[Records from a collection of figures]
——
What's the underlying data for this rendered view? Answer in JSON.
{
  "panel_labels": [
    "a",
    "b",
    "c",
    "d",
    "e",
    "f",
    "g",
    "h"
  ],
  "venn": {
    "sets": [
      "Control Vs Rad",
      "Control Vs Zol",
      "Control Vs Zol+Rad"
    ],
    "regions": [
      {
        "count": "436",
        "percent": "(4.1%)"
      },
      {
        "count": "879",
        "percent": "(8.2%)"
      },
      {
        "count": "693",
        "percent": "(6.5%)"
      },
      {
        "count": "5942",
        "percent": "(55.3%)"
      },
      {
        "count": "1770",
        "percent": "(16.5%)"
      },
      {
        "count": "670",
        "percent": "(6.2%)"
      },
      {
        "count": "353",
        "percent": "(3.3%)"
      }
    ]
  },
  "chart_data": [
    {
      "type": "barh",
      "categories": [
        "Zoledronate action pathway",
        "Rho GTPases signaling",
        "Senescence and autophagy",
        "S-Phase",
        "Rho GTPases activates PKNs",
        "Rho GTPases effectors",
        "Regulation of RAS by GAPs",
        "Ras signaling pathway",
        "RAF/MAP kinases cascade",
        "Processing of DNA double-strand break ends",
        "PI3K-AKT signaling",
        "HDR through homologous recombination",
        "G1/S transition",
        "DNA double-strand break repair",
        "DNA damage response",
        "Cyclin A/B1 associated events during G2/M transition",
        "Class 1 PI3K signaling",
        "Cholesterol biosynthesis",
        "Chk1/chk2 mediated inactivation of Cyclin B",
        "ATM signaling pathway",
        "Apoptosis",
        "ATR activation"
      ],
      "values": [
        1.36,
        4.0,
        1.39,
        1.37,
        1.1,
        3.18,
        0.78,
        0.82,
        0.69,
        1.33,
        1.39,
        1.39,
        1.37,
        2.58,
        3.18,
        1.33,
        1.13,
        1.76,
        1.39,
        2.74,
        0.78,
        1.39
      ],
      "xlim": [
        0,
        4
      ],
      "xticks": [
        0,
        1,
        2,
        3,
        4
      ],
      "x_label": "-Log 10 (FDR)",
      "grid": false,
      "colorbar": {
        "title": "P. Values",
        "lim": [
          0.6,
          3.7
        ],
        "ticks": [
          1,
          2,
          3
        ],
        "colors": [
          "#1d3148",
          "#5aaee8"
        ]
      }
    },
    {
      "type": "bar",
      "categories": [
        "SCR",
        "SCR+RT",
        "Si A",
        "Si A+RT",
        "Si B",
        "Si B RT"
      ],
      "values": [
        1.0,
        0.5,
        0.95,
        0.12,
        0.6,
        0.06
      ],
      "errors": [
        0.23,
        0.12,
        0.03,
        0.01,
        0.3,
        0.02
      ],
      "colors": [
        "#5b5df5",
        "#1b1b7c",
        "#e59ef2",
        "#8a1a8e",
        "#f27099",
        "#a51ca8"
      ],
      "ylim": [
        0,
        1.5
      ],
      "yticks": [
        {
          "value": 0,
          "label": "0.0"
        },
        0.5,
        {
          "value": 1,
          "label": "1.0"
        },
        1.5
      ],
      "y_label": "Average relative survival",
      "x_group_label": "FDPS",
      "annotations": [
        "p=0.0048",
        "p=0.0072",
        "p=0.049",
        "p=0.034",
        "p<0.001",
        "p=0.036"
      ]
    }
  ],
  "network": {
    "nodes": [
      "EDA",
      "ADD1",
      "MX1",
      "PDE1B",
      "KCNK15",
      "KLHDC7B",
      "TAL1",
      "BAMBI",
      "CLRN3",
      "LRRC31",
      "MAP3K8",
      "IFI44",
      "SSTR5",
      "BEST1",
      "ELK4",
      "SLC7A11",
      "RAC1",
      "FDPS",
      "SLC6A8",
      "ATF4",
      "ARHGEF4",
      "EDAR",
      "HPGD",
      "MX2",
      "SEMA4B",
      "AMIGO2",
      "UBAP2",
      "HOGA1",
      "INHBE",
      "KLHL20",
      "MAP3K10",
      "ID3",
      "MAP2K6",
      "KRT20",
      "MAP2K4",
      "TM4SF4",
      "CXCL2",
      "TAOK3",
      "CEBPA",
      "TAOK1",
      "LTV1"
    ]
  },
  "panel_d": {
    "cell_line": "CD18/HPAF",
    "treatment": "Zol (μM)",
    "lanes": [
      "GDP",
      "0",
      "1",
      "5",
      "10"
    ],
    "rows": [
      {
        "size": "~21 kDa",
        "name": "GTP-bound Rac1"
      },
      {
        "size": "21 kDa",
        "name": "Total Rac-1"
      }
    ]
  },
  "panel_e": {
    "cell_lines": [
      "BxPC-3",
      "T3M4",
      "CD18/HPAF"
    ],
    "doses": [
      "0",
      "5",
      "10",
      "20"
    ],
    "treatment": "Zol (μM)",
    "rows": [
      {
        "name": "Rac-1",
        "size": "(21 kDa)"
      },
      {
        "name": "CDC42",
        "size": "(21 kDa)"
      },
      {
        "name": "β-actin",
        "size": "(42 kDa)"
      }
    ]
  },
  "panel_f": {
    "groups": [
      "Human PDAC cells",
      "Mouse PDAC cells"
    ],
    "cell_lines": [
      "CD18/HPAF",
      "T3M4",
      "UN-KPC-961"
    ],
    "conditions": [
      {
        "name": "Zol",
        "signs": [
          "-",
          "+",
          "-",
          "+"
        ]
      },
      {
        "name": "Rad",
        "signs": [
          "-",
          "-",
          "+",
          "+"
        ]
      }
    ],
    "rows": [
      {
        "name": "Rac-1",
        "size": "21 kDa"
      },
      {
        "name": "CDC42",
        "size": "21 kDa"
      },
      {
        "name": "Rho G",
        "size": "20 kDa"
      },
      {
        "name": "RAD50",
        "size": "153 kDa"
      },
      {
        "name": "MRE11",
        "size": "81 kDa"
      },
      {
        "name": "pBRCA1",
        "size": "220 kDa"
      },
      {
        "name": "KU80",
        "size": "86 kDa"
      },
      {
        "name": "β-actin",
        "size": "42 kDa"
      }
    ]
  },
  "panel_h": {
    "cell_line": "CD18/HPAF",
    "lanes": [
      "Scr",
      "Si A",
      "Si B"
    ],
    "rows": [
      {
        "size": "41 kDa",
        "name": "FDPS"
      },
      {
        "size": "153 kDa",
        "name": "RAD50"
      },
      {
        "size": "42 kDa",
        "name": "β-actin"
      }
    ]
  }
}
——
> **Task instructions**
Give an exact copy of all the data shown above.

> **Task result**
What's the underlying data for this rendered view? Answer in JSON.
{
  "panel_labels": [
    "a",
    "b",
    "c",
    "d",
    "e",
    "f",
    "g",
    "h"
  ],
  "venn": {
    "sets": [
      "Control Vs Rad",
      "Control Vs Zol",
      "Control Vs Zol+Rad"
    ],
    "regions": [
      {
        "count": "436",
        "percent": "(4.1%)"
      },
      {
        "count": "879",
        "percent": "(8.2%)"
      },
      {
        "count": "693",
        "percent": "(6.5%)"
      },
      {
        "count": "5942",
        "percent": "(55.3%)"
      },
      {
        "count": "1770",
        "percent": "(16.5%)"
      },
      {
        "count": "670",
        "percent": "(6.2%)"
      },
      {
        "count": "353",
        "percent": "(3.3%)"
      }
    ]
  },
  "chart_data": [
    {
      "type": "barh",
      "categories": [
        "Zoledronate action pathway",
        "Rho GTPases signaling",
        "Senescence and autophagy",
        "S-Phase",
        "Rho GTPases activates PKNs",
        "Rho GTPases effectors",
        "Regulation of RAS by GAPs",
        "Ras signaling pathway",
        "RAF/MAP kinases cascade",
        "Processing of DNA double-strand break ends",
        "PI3K-AKT signaling",
        "HDR through homologous recombination",
        "G1/S transition",
        "DNA double-strand break repair",
        "DNA damage response",
        "Cyclin A/B1 associated events during G2/M transition",
        "Class 1 PI3K signaling",
        "Cholesterol biosynthesis",
        "Chk1/chk2 mediated inactivation of Cyclin B",
        "ATM signaling pathway",
        "Apoptosis",
        "ATR activation"
      ],
      "values": [
        1.36,
        4.0,
        1.39,
        1.37,
        1.1,
        3.18,
        0.78,
        0.82,
        0.69,
        1.33,
        1.39,
        1.39,
        1.37,
        2.58,
        3.18,
        1.33,
        1.13,
        1.76,
        1.39,
        2.74,
        0.78,
        1.39
      ],
      "xlim": [
        0,
        4
      ],
      "xticks": [
        0,
        1,
        2,
        3,
        4
      ],
      "x_label": "-Log 10 (FDR)",
      "grid": false,
      "colorbar": {
        "title": "P. Values",
        "lim": [
          0.6,
          3.7
        ],
        "ticks": [
          1,
          2,
          3
        ],
        "colors": [
          "#1d3148",
          "#5aaee8"
        ]
      }
    },
    {
      "type": "bar",
      "categories": [
        "SCR",
        "SCR+RT",
        "Si A",
        "Si A+RT",
        "Si B",
        "Si B RT"
      ],
      "values": [
        1.0,
        0.5,
        0.95,
        0.12,
        0.6,
        0.06
      ],
      "errors": [
        0.23,
        0.12,
        0.03,
        0.01,
        0.3,
        0.02
      ],
      "colors": [
        "#5b5df5",
        "#1b1b7c",
        "#e59ef2",
        "#8a1a8e",
        "#f27099",
        "#a51ca8"
      ],
      "ylim": [
        0,
        1.5
      ],
      "yticks": [
        {
          "value": 0,
          "label": "0.0"
        },
        0.5,
        {
          "value": 1,
          "label": "1.0"
        },
        1.5
      ],
      "y_label": "Average relative survival",
      "x_group_label": "FDPS",
      "annotations": [
        "p=0.0048",
        "p=0.0072",
        "p=0.049",
        "p=0.034",
        "p<0.001",
        "p=0.036"
      ]
    }
  ],
  "network": {
    "nodes": [
      "EDA",
      "ADD1",
      "MX1",
      "PDE1B",
      "KCNK15",
      "KLHDC7B",
      "TAL1",
      "BAMBI",
      "CLRN3",
      "LRRC31",
      "MAP3K8",
      "IFI44",
      "SSTR5",
      "BEST1",
      "ELK4",
      "SLC7A11",
      "RAC1",
      "FDPS",
      "SLC6A8",
      "ATF4",
      "ARHGEF4",
      "EDAR",
      "HPGD",
      "MX2",
      "SEMA4B",
      "AMIGO2",
      "UBAP2",
      "HOGA1",
      "INHBE",
      "KLHL20",
      "MAP3K10",
      "ID3",
      "MAP2K6",
      "KRT20",
      "MAP2K4",
      "TM4SF4",
      "CXCL2",
      "TAOK3",
      "CEBPA",
      "TAOK1",
      "LTV1"
    ]
  },
  "panel_d": {
    "cell_line": "CD18/HPAF",
    "treatment": "Zol (μM)",
    "lanes": [
      "GDP",
      "0",
      "1",
      "5",
      "10"
    ],
    "rows": [
      {
        "size": "~21 kDa",
        "name": "GTP-bound Rac1"
      },
      {
        "size": "21 kDa",
        "name": "Total Rac-1"
      }
    ]
  },
  "panel_e": {
    "cell_lines": [
      "BxPC-3",
      "T3M4",
      "CD18/HPAF"
    ],
    "doses": [
      "0",
      "5",
      "10",
      "20"
    ],
    "treatment": "Zol (μM)",
    "rows": [
      {
        "name": "Rac-1",
        "size": "(21 kDa)"
      },
      {
        "name": "CDC42",
        "size": "(21 kDa)"
      },
      {
        "name": "β-actin",
        "size": "(42 kDa)"
      }
    ]
  },
  "panel_f": {
    "groups": [
      "Human PDAC cells",
      "Mouse PDAC cells"
    ],
    "cell_lines": [
      "CD18/HPAF",
      "T3M4",
      "UN-KPC-961"
    ],
    "conditions": [
      {
        "name": "Zol",
        "signs": [
          "-",
          "+",
          "-",
          "+"
        ]
      },
      {
        "name": "Rad",
        "signs": [
          "-",
          "-",
          "+",
          "+"
        ]
      }
    ],
    "rows": [
      {
        "name": "Rac-1",
        "size": "21 kDa"
      },
      {
        "name": "CDC42",
        "size": "21 kDa"
      },
      {
        "name": "Rho G",
        "size": "20 kDa"
      },
      {
        "name": "RAD50",
        "size": "153 kDa"
      },
      {
        "name": "MRE11",
        "size": "81 kDa"
      },
      {
        "name": "pBRCA1",
        "size": "220 kDa"
      },
      {
        "name": "KU80",
        "size": "86 kDa"
      },
      {
        "name": "β-actin",
        "size": "42 kDa"
      }
    ]
  },
  "panel_h": {
    "cell_line": "CD18/HPAF",
    "lanes": [
      "Scr",
      "Si A",
      "Si B"
    ],
    "rows": [
      {
        "size": "41 kDa",
        "name": "FDPS"
      },
      {
        "size": "153 kDa",
        "name": "RAD50"
      },
      {
        "size": "42 kDa",
        "name": "β-actin"
      }
    ]
  }
}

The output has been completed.